STORED DATA
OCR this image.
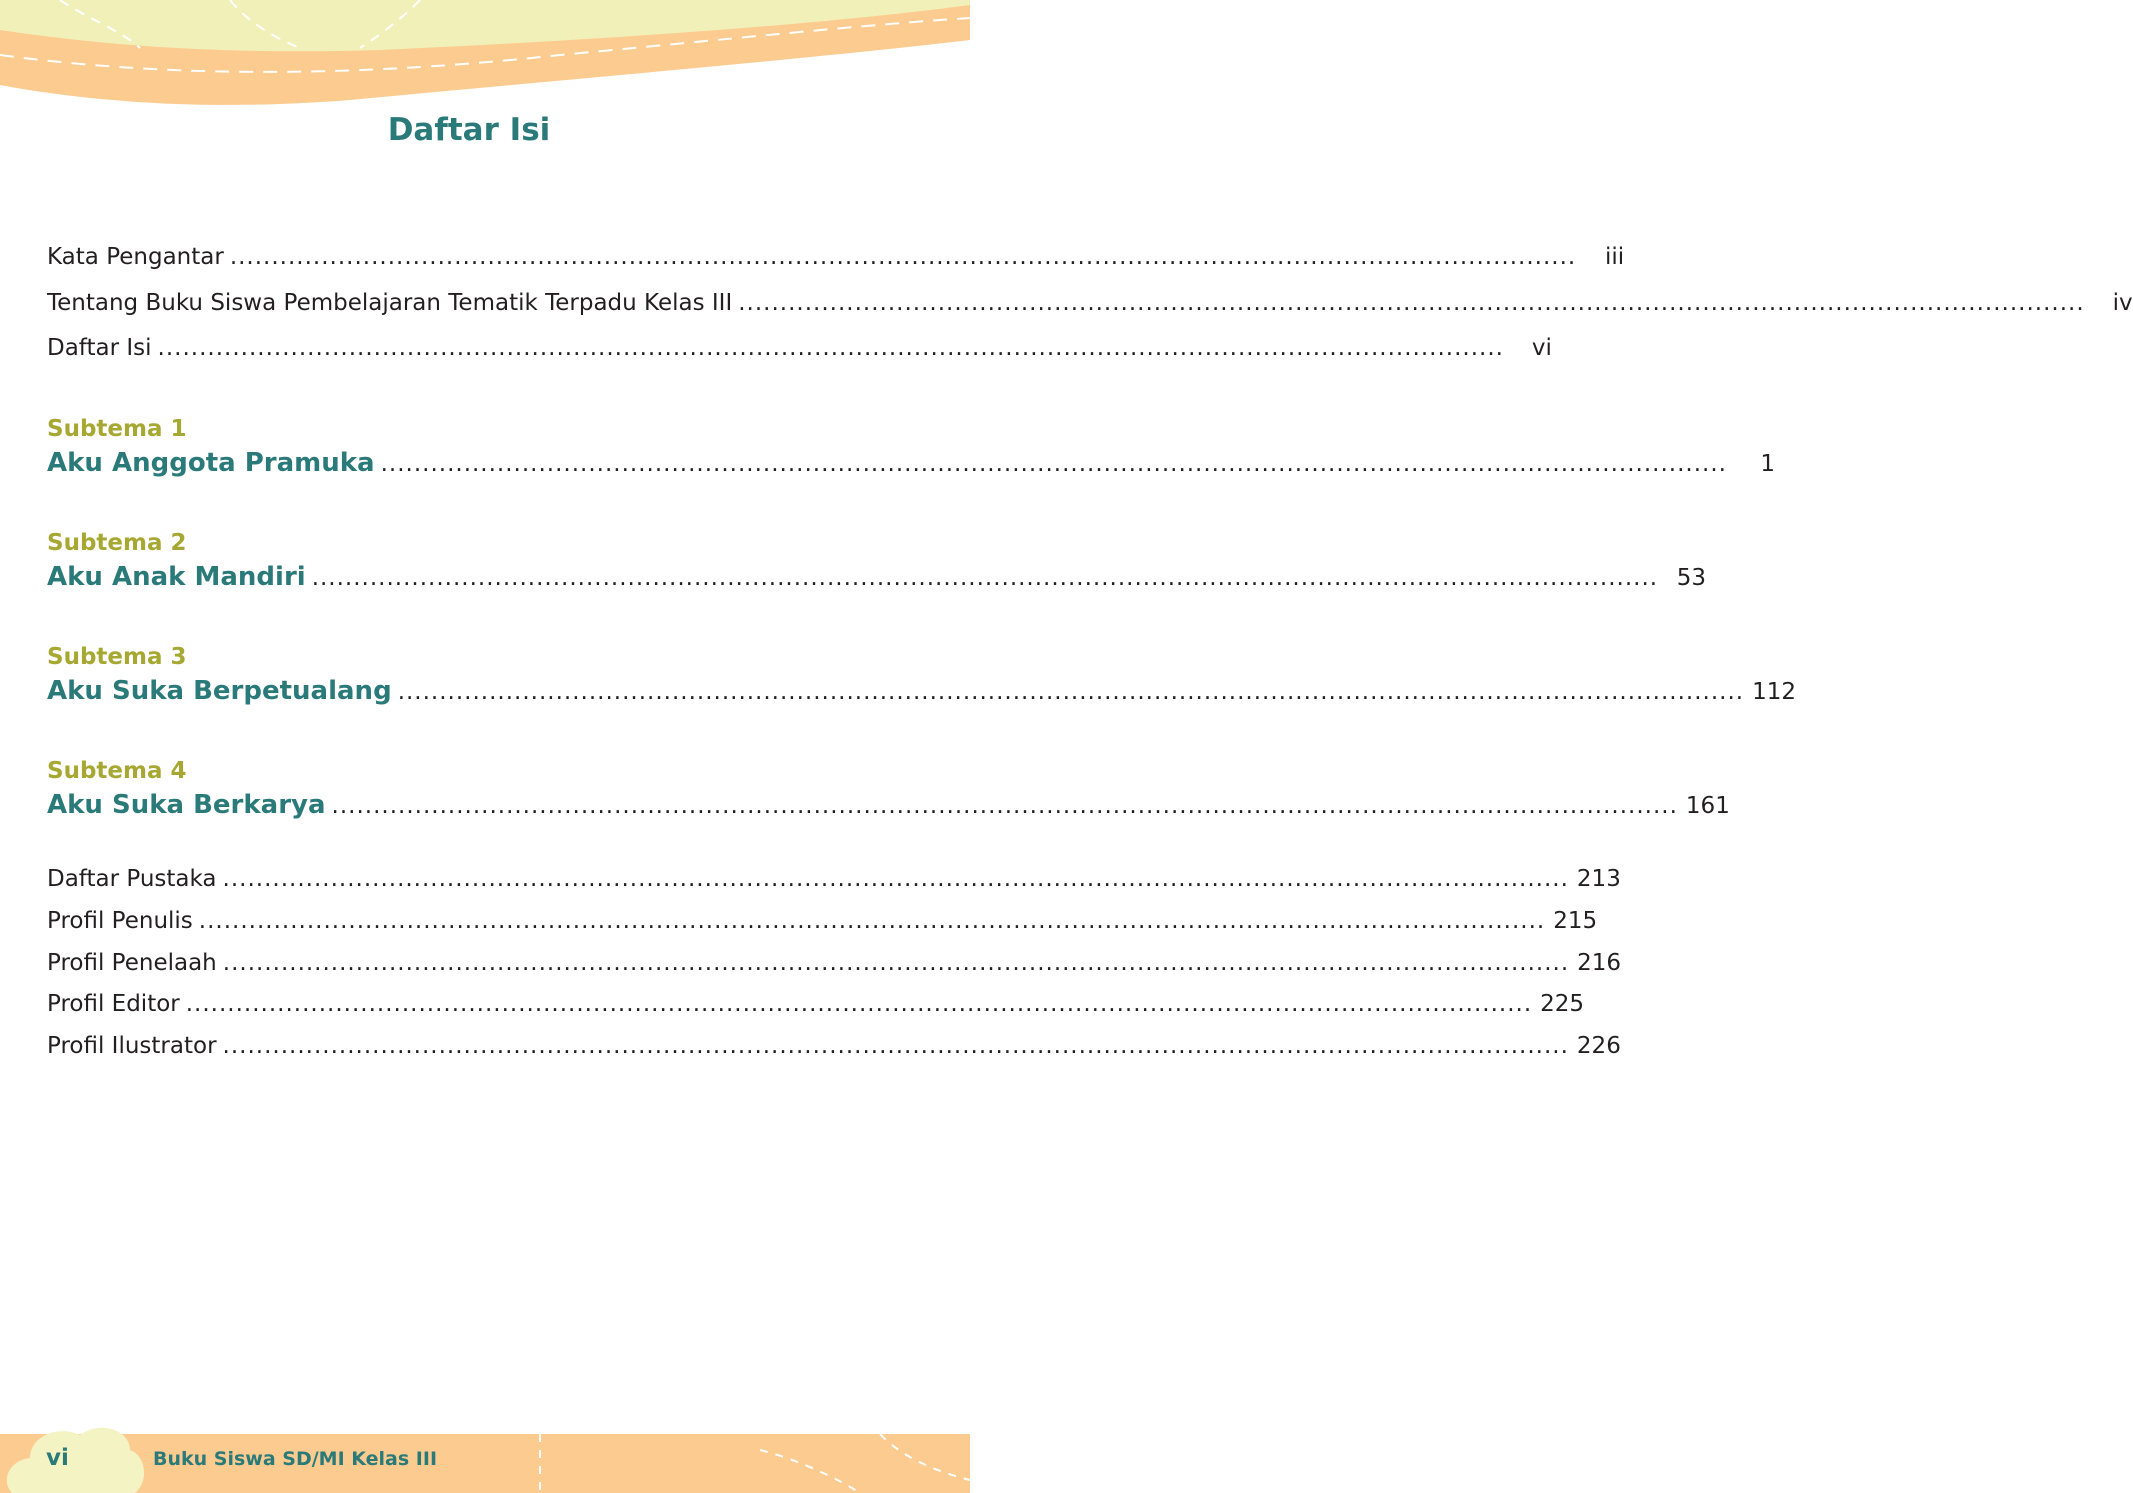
Daftar Isi
Kata Pengantar ..................................................................................................................................................................	iii
Tentang Buku Siswa Pembelajaran Tematik Terpadu Kelas III ..................................................................................................................................................................	iv
Daftar Isi ..................................................................................................................................................................	vi
Subtema 1
Aku Anggota Pramuka ..................................................................................................................................................................	1
Subtema 2
Aku Anak Mandiri .................................................................................................................................................................. 53
Subtema 3
Aku Suka Berpetualang .................................................................................................................................................................. 112
Subtema 4
Aku Suka Berkarya .................................................................................................................................................................. 161
Daftar Pustaka .................................................................................................................................................................. 213
Profil Penulis .................................................................................................................................................................. 215
Profil Penelaah .................................................................................................................................................................. 216
Profil Editor .................................................................................................................................................................. 225
Profil Ilustrator .................................................................................................................................................................. 226
vi	Buku Siswa SD/MI Kelas III
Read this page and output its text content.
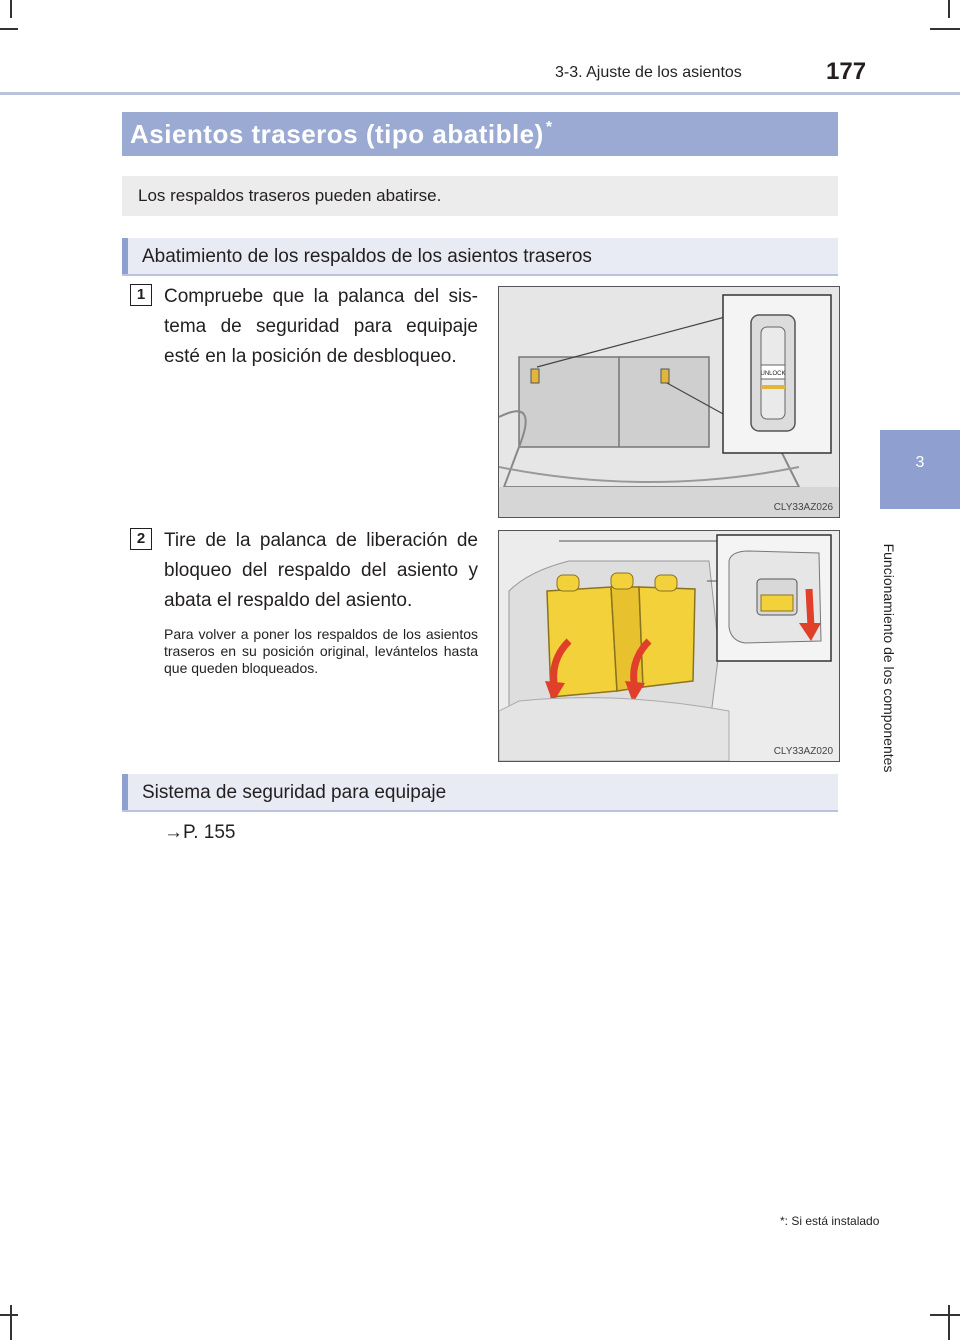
3-3. Ajuste de los asientos	177
3
Funcionamiento de los componentes
Asientos traseros (tipo abatible) *
Los respaldos traseros pueden abatirse.
Abatimiento de los respaldos de los asientos traseros
1 Compruebe que la palanca del sis-tema de seguridad para equipaje esté en la posición de desbloqueo.
UNLOCK
CLY33AZ026
2 Tire de la palanca de liberación de bloqueo del respaldo del asiento y abata el respaldo del asiento.
Para volver a poner los respaldos de los asientos traseros en su posición original, levántelos hasta que queden bloqueados.
CLY33AZ020
Sistema de seguridad para equipaje
→P. 155
*: Si está instalado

TASK STATEMENT
Print each of the records above exactly as written, leaving no picture in the copy.

THE RESULT
OCR this image.
Daftar Isi
Kata Pengantar ..................................................................................................................................................................	iii
Tentang Buku Siswa Pembelajaran Tematik Terpadu Kelas III ..................................................................................................................................................................	iv
Daftar Isi ..................................................................................................................................................................	vi
Subtema 1
Aku Anggota Pramuka ..................................................................................................................................................................	1
Subtema 2
Aku Anak Mandiri .................................................................................................................................................................. 53
Subtema 3
Aku Suka Berpetualang .................................................................................................................................................................. 112
Subtema 4
Aku Suka Berkarya .................................................................................................................................................................. 161
Daftar Pustaka .................................................................................................................................................................. 213
Profil Penulis .................................................................................................................................................................. 215
Profil Penelaah .................................................................................................................................................................. 216
Profil Editor .................................................................................................................................................................. 225
Profil Ilustrator .................................................................................................................................................................. 226
vi	Buku Siswa SD/MI Kelas III
Read this page and output its text content.
3-3. Ajuste de los asientos	177
3
Funcionamiento de los componentes
Asientos traseros (tipo abatible) *
Los respaldos traseros pueden abatirse.
Abatimiento de los respaldos de los asientos traseros
1 Compruebe que la palanca del sis-tema de seguridad para equipaje esté en la posición de desbloqueo.
UNLOCK
CLY33AZ026
2 Tire de la palanca de liberación de bloqueo del respaldo del asiento y abata el respaldo del asiento.
Para volver a poner los respaldos de los asientos traseros en su posición original, levántelos hasta que queden bloqueados.
CLY33AZ020
Sistema de seguridad para equipaje
→P. 155
*: Si está instalado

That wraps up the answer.